■ **Direction**: Pick out the lines containing "must".

■ **Supplied entries**:

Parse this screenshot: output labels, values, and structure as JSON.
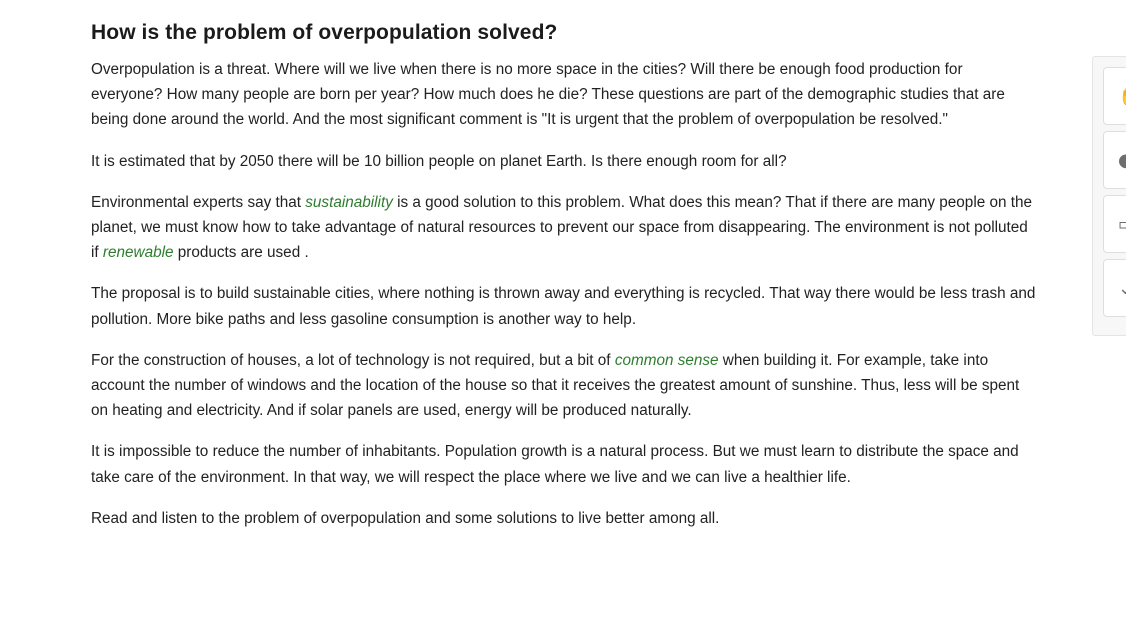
{
  "article": {
    "title": "How is the problem of overpopulation solved?",
    "p1": "Overpopulation is a threat. Where will we live when there is no more space in the cities? Will there be enough food production for everyone? How many people are born per year? How much does he die? These questions are part of the demographic studies that are being done around the world. And the most significant comment is \"It is urgent that the problem of overpopulation be resolved.\"",
    "p2": "It is estimated that by 2050 there will be 10 billion people on planet Earth. Is there enough room for all?",
    "p3": {
      "before": "Environmental experts say that ",
      "keyword1": "sustainability",
      "middle": " is a good solution to this problem. What does this mean? That if there are many people on the planet, we must know how to take advantage of natural resources to prevent our space from disappearing. The environment is not polluted if ",
      "keyword2": "renewable",
      "after": " products are used ."
    },
    "p4": "The proposal is to build sustainable cities, where nothing is thrown away and everything is recycled. That way there would be less trash and pollution. More bike paths and less gasoline consumption is another way to help.",
    "p5": {
      "before": "For the construction of houses, a lot of technology is not required, but a bit of ",
      "keyword": "common sense",
      "after": " when building it. For example, take into account the number of windows and the location of the house so that it receives the greatest amount of sunshine. Thus, less will be spent on heating and electricity. And if solar panels are used, energy will be produced naturally."
    },
    "p6": "It is impossible to reduce the number of inhabitants. Population growth is a natural process. But we must learn to distribute the space and take care of the environment. In that way, we will respect the place where we live and we can live a healthier life.",
    "p7": "Read and listen to the problem of overpopulation and some solutions to live better among all."
  },
  "side_toolbar": {
    "buttons": [
      {
        "icon": "thumbs-up-icon",
        "glyph": "✋"
      },
      {
        "icon": "globe-icon",
        "glyph": "●"
      },
      {
        "icon": "clipboard-icon",
        "glyph": "▭"
      },
      {
        "icon": "chevron-down-icon",
        "glyph": "⌄"
      }
    ]
  },
  "colors": {
    "keyword": "#2e7d2e",
    "text": "#222222",
    "title": "#1b1b1b"
  }
}
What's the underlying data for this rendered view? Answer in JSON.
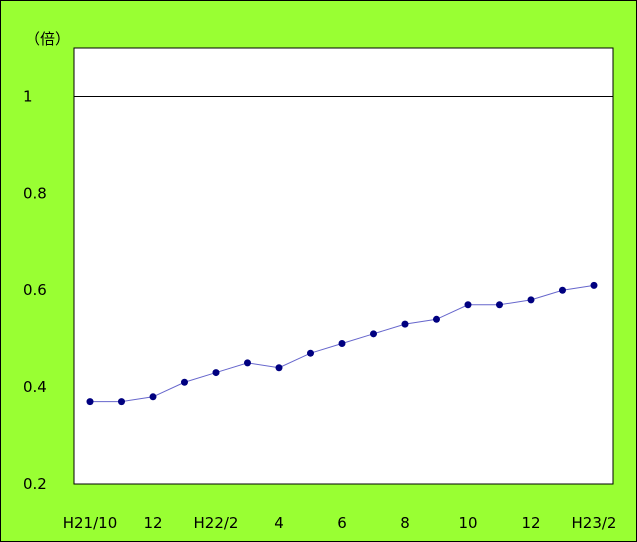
{
  "chart_data": {
    "type": "line",
    "ylabel": "（倍）",
    "xlabel": "",
    "ylim": [
      0.2,
      1.1
    ],
    "yticks": [
      0.2,
      0.4,
      0.6,
      0.8,
      1
    ],
    "ytick_labels": [
      "0.2",
      "0.4",
      "0.6",
      "0.8",
      "1"
    ],
    "reference_line": 1,
    "grid": false,
    "x_tick_labels": [
      {
        "index": 0,
        "label": "H21/10"
      },
      {
        "index": 2,
        "label": "12"
      },
      {
        "index": 4,
        "label": "H22/2"
      },
      {
        "index": 6,
        "label": "4"
      },
      {
        "index": 8,
        "label": "6"
      },
      {
        "index": 10,
        "label": "8"
      },
      {
        "index": 12,
        "label": "10"
      },
      {
        "index": 14,
        "label": "12"
      },
      {
        "index": 16,
        "label": "H23/2"
      }
    ],
    "series": [
      {
        "values": [
          0.37,
          0.37,
          0.38,
          0.41,
          0.43,
          0.45,
          0.44,
          0.47,
          0.49,
          0.51,
          0.53,
          0.54,
          0.57,
          0.57,
          0.58,
          0.6,
          0.61
        ]
      }
    ],
    "colors": {
      "background": "#99ff33",
      "plot_area": "#ffffff",
      "line": "#6666cc",
      "marker": "#000080"
    }
  }
}
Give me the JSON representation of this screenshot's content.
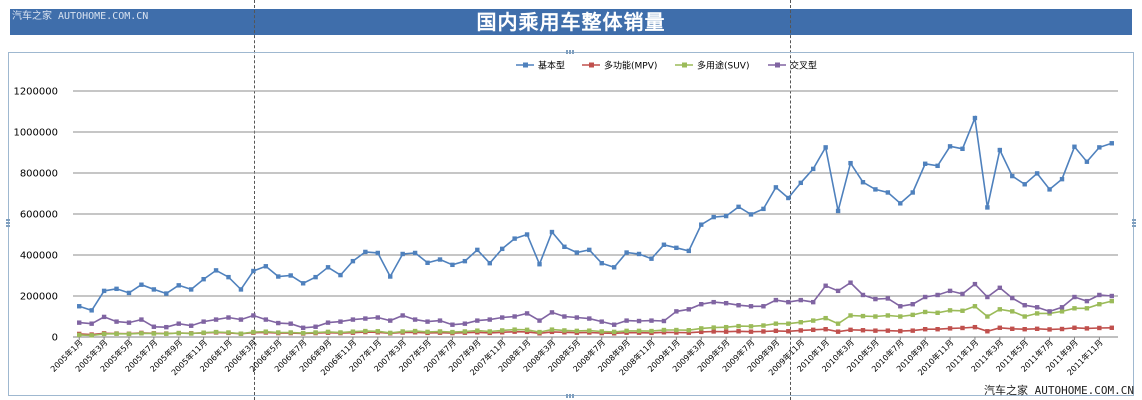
{
  "banner": {
    "title": "国内乘用车整体销量",
    "watermark": "汽车之家 AUTOHOME.COM.CN"
  },
  "footer": {
    "watermark": "汽车之家 AUTOHOME.COM.CN"
  },
  "colors": {
    "banner": "#3f6eab",
    "grid": "#808080"
  },
  "chart_data": {
    "type": "line",
    "title": "",
    "xlabel": "",
    "ylabel": "",
    "ylim": [
      0,
      1200000
    ],
    "yticks": [
      0,
      200000,
      400000,
      600000,
      800000,
      1000000,
      1200000
    ],
    "ytick_labels": [
      "0",
      "200000",
      "400000",
      "600000",
      "800000",
      "1000000",
      "1200000"
    ],
    "grid": true,
    "legend_position": "top-center",
    "x": [
      "2005年1月",
      "2005年2月",
      "2005年3月",
      "2005年4月",
      "2005年5月",
      "2005年6月",
      "2005年7月",
      "2005年8月",
      "2005年9月",
      "2005年10月",
      "2005年11月",
      "2005年12月",
      "2006年1月",
      "2006年2月",
      "2006年3月",
      "2006年4月",
      "2006年5月",
      "2006年6月",
      "2006年7月",
      "2006年8月",
      "2006年9月",
      "2006年10月",
      "2006年11月",
      "2006年12月",
      "2007年1月",
      "2007年2月",
      "2007年3月",
      "2007年4月",
      "2007年5月",
      "2007年6月",
      "2007年7月",
      "2007年8月",
      "2007年9月",
      "2007年10月",
      "2007年11月",
      "2007年12月",
      "2008年1月",
      "2008年2月",
      "2008年3月",
      "2008年4月",
      "2008年5月",
      "2008年6月",
      "2008年7月",
      "2008年8月",
      "2008年9月",
      "2008年10月",
      "2008年11月",
      "2008年12月",
      "2009年1月",
      "2009年2月",
      "2009年3月",
      "2009年4月",
      "2009年5月",
      "2009年6月",
      "2009年7月",
      "2009年8月",
      "2009年9月",
      "2009年10月",
      "2009年11月",
      "2009年12月",
      "2010年1月",
      "2010年2月",
      "2010年3月",
      "2010年4月",
      "2010年5月",
      "2010年6月",
      "2010年7月",
      "2010年8月",
      "2010年9月",
      "2010年10月",
      "2010年11月",
      "2010年12月",
      "2011年1月",
      "2011年2月",
      "2011年3月",
      "2011年4月",
      "2011年5月",
      "2011年6月",
      "2011年7月",
      "2011年8月",
      "2011年9月",
      "2011年10月",
      "2011年11月",
      "2011年12月"
    ],
    "x_tick_labels": [
      "2005年1月",
      "2005年3月",
      "2005年5月",
      "2005年7月",
      "2005年9月",
      "2005年11月",
      "2006年1月",
      "2006年3月",
      "2006年5月",
      "2006年7月",
      "2006年9月",
      "2006年11月",
      "2007年1月",
      "2007年3月",
      "2007年5月",
      "2007年7月",
      "2007年9月",
      "2007年11月",
      "2008年1月",
      "2008年3月",
      "2008年5月",
      "2008年7月",
      "2008年9月",
      "2008年11月",
      "2009年1月",
      "2009年3月",
      "2009年5月",
      "2009年7月",
      "2009年9月",
      "2009年11月",
      "2010年1月",
      "2010年3月",
      "2010年5月",
      "2010年7月",
      "2010年9月",
      "2010年11月",
      "2011年1月",
      "2011年3月",
      "2011年5月",
      "2011年7月",
      "2011年9月",
      "2011年11月"
    ],
    "series": [
      {
        "name": "基本型",
        "color": "#4f81bd",
        "marker": "square",
        "values": [
          150000,
          130000,
          225000,
          235000,
          215000,
          255000,
          232000,
          212000,
          252000,
          232000,
          282000,
          325000,
          292000,
          232000,
          322000,
          345000,
          295000,
          300000,
          262000,
          292000,
          340000,
          302000,
          370000,
          415000,
          410000,
          295000,
          405000,
          410000,
          362000,
          378000,
          352000,
          370000,
          425000,
          360000,
          430000,
          480000,
          500000,
          355000,
          512000,
          440000,
          412000,
          425000,
          360000,
          340000,
          412000,
          405000,
          382000,
          450000,
          435000,
          420000,
          548000,
          585000,
          590000,
          635000,
          598000,
          625000,
          730000,
          678000,
          752000,
          820000,
          925000,
          615000,
          848000,
          755000,
          720000,
          705000,
          652000,
          705000,
          845000,
          835000,
          930000,
          918000,
          1068000,
          632000,
          912000,
          785000,
          745000,
          798000,
          720000,
          770000,
          928000,
          855000,
          925000,
          945000
        ]
      },
      {
        "name": "多功能(MPV)",
        "color": "#c0504d",
        "marker": "square",
        "values": [
          15000,
          12000,
          18000,
          17000,
          16000,
          20000,
          18000,
          17000,
          19000,
          18000,
          20000,
          22000,
          20000,
          16000,
          21000,
          22000,
          19000,
          19000,
          17000,
          19000,
          21000,
          19000,
          21000,
          24000,
          23000,
          18000,
          22000,
          23000,
          20000,
          21000,
          19000,
          21000,
          23000,
          20000,
          23000,
          26000,
          25000,
          18000,
          25000,
          23000,
          21000,
          22000,
          19000,
          18000,
          21000,
          21000,
          20000,
          23000,
          22000,
          21000,
          25000,
          27000,
          26000,
          28000,
          26000,
          27000,
          30000,
          28000,
          32000,
          35000,
          38000,
          26000,
          35000,
          33000,
          31000,
          31000,
          29000,
          31000,
          38000,
          38000,
          42000,
          44000,
          48000,
          28000,
          45000,
          40000,
          38000,
          40000,
          37000,
          39000,
          45000,
          42000,
          44000,
          45000
        ]
      },
      {
        "name": "多用途(SUV)",
        "color": "#9bbb59",
        "marker": "square",
        "values": [
          10000,
          8000,
          15000,
          16000,
          15000,
          18000,
          17000,
          16000,
          19000,
          17000,
          21000,
          24000,
          22000,
          16000,
          24000,
          26000,
          22000,
          22000,
          19000,
          22000,
          25000,
          22000,
          26000,
          29000,
          28000,
          20000,
          27000,
          29000,
          25000,
          27000,
          24000,
          27000,
          31000,
          27000,
          32000,
          36000,
          35000,
          24000,
          36000,
          32000,
          30000,
          31000,
          27000,
          25000,
          30000,
          30000,
          29000,
          34000,
          34000,
          33000,
          42000,
          46000,
          48000,
          53000,
          52000,
          56000,
          65000,
          65000,
          72000,
          80000,
          92000,
          65000,
          105000,
          102000,
          100000,
          105000,
          100000,
          108000,
          122000,
          118000,
          130000,
          128000,
          150000,
          100000,
          135000,
          125000,
          100000,
          115000,
          115000,
          125000,
          140000,
          140000,
          160000,
          175000
        ]
      },
      {
        "name": "交叉型",
        "color": "#8064a2",
        "marker": "square",
        "values": [
          70000,
          65000,
          98000,
          75000,
          70000,
          85000,
          50000,
          48000,
          65000,
          55000,
          75000,
          85000,
          95000,
          85000,
          105000,
          85000,
          68000,
          65000,
          45000,
          50000,
          70000,
          75000,
          85000,
          90000,
          95000,
          80000,
          105000,
          85000,
          75000,
          80000,
          60000,
          65000,
          80000,
          85000,
          95000,
          100000,
          115000,
          80000,
          120000,
          100000,
          95000,
          90000,
          75000,
          60000,
          80000,
          78000,
          80000,
          78000,
          125000,
          135000,
          160000,
          170000,
          165000,
          155000,
          150000,
          150000,
          180000,
          170000,
          180000,
          170000,
          250000,
          225000,
          265000,
          205000,
          185000,
          188000,
          150000,
          160000,
          195000,
          205000,
          225000,
          210000,
          258000,
          195000,
          240000,
          190000,
          155000,
          145000,
          125000,
          145000,
          195000,
          175000,
          205000,
          200000
        ]
      }
    ]
  }
}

■ **Response**:
      "middle": " is a good solution to this problem. What does this mean? That if there are many people on the planet, we must know how to take advantage of natural resources to prevent our space from disappearing. The environment is not polluted if ",
    "p6": "It is impossible to reduce the number of inhabitants. Population growth is a natural process. But we must learn to distribute the space and take care of the environment. In that way, we will respect the place where we live and we can live a healthier life.",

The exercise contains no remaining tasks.